Contingent Liabilities and Guarantees:
Citizens and its subsidiary are parties to
litigation arising in the ordinary course of business. Management believes that the aggregate liability, if any, resulting from these proceedings would not have a material effect on Citizens consolidated financial position or results of
operations. Citizens has performance obligations upon the occurrence of certain events under financial guarantees provided in certain contractual arrangements.
Prior to June 2008, when Citizens sold its residential mortgage originations to several secondary market participants, it made various standard representations and warranties. The specific representations
and warranties made by Citizens depended on the nature of the transaction and the requirements of the buyer. In the event of a breach of the representations and warranties, Citizens may be required to either repurchase the mortgage loans (generally
at unpaid principal balance plus accrued interest) with the identified defects or indemnify the investor. During both 2012 and 2011, Citizens repurchased $6.2 million and $2.2 million of loans, respectively, pursuant to such provisions. Citizens
recorded $6.4 million and $4.3 million in 2012 and 2011, respectively, in Other Expense on the Consolidated Statements of Operations related to repurchasing or indemnifying such loans.
Purchase Obligations:
Citizens has entered into contracts for the supply of current and future services incurred in the ordinary course of business, such as data processing and certain property
management functions. Citizens often purchases services from vendors under agreements that typically can be terminated on a periodic basis.
Change in Control Agreements:
Citizens has change in control agreements with certain executive officers. Under these agreements, each covered
person could receive, upon the effectiveness of a change in control, up to two times (or in the case of the CEO, three times) (i) his or her base compensation plus (ii) up to two times (or in the case of the CEO, three times) the average
of the annual bonuses paid to the executive in the last three years. Additionally, subject to certain conditions, each covered persons medical and dental insurance benefits will continue for up to eighteen months after the termination and all
long-term incentive awards will immediately vest. The provisions of the Emergency Economic Stabilization Act (EESA) and American Recovery and Reinvestment Act of 2009 (ARRA), and Treasury regulations promulgated thereunder,
limit Citizens ability to make payments under these agreements while the preferred stock issued to Treasury remains outstanding.

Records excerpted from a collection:

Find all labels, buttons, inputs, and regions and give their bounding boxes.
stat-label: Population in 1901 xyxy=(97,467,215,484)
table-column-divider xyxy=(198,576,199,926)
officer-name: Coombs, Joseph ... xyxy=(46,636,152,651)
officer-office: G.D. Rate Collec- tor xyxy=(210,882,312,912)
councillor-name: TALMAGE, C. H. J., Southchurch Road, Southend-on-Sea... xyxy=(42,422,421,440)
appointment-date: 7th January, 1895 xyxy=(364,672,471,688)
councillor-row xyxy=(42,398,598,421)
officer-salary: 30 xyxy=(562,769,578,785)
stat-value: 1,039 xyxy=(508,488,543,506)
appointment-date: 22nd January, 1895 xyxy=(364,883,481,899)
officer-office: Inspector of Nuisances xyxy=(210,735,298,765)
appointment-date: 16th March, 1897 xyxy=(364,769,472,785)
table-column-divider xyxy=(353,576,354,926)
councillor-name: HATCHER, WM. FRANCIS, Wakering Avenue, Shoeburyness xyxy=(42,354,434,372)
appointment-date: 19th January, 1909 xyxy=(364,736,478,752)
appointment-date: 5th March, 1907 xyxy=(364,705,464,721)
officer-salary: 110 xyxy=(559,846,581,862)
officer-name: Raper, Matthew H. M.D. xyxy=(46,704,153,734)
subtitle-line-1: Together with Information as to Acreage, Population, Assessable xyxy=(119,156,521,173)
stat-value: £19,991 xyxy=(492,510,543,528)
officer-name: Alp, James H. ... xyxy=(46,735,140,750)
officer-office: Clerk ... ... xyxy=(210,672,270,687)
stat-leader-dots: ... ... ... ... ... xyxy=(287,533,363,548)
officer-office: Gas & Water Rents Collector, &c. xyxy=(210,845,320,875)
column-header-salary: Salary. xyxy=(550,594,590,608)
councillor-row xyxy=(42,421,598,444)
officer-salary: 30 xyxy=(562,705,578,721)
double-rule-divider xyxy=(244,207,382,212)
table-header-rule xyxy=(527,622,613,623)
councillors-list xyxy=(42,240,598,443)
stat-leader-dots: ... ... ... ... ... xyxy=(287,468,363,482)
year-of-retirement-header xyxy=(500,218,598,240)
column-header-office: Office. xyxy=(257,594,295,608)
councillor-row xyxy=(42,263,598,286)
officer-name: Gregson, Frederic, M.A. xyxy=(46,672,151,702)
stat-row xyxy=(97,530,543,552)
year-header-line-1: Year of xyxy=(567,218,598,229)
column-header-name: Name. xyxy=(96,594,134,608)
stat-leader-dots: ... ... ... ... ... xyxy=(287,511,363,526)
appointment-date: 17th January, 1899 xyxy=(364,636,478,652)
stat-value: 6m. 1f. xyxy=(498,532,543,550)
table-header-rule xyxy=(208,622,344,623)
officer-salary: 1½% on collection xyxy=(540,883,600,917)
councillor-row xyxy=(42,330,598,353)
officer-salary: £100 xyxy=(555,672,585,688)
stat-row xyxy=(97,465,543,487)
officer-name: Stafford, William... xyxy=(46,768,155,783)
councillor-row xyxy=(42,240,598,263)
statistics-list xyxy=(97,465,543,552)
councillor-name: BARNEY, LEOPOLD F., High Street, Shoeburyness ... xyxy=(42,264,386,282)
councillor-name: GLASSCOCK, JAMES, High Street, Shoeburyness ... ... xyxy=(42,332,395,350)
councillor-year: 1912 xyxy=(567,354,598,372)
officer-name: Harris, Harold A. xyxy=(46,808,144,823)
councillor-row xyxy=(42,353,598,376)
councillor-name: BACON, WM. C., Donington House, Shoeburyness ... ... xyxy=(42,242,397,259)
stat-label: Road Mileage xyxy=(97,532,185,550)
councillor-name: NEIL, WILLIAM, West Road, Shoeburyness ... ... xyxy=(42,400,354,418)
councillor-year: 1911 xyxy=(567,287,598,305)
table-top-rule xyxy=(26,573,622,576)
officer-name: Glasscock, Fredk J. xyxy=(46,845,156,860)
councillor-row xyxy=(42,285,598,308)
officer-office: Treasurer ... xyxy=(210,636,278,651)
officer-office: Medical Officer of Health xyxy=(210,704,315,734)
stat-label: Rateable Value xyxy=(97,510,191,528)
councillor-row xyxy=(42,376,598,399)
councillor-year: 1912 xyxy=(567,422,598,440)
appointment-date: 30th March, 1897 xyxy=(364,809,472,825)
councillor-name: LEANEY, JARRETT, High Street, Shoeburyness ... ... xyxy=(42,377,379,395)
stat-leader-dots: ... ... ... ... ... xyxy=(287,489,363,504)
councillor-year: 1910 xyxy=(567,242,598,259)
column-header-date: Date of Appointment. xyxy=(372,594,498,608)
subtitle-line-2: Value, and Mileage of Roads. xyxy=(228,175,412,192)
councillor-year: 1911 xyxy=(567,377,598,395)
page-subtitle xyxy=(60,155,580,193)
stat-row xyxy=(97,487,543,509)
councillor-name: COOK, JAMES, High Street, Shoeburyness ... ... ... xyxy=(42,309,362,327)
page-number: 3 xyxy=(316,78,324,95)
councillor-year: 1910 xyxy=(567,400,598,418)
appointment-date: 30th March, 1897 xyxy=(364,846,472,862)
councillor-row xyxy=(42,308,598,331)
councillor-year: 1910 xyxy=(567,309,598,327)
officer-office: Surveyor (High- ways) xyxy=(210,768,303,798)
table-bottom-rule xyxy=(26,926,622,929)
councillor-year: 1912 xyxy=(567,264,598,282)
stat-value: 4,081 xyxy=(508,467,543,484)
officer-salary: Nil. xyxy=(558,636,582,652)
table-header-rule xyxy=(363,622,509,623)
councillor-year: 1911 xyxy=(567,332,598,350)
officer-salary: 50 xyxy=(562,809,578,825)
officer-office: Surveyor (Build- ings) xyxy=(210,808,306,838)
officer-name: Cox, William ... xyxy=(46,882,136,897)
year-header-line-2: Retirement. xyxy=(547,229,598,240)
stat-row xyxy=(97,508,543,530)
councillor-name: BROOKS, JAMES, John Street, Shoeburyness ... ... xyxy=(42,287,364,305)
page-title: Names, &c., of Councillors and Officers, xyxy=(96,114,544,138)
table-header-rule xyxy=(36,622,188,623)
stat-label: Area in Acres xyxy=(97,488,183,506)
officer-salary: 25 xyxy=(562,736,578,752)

EXERCISE DIRECTIONS: From the financial note on Citizens' obligations, extract the passage between "Prior to June" and "indemnifying such loans.", inclusive.

PROBLEM SOLUTION:
Prior to June 2008, when Citizens sold its residential mortgage originations to several secondary market participants, it made various standard representations and warranties. The specific representations
and warranties made by Citizens depended on the nature of the transaction and the requirements of the buyer. In the event of a breach of the representations and warranties, Citizens may be required to either repurchase the mortgage loans (generally
at unpaid principal balance plus accrued interest) with the identified defects or indemnify the investor. During both 2012 and 2011, Citizens repurchased $6.2 million and $2.2 million of loans, respectively, pursuant to such provisions. Citizens
recorded $6.4 million and $4.3 million in 2012 and 2011, respectively, in Other Expense on the Consolidated Statements of Operations related to repurchasing or indemnifying such loans.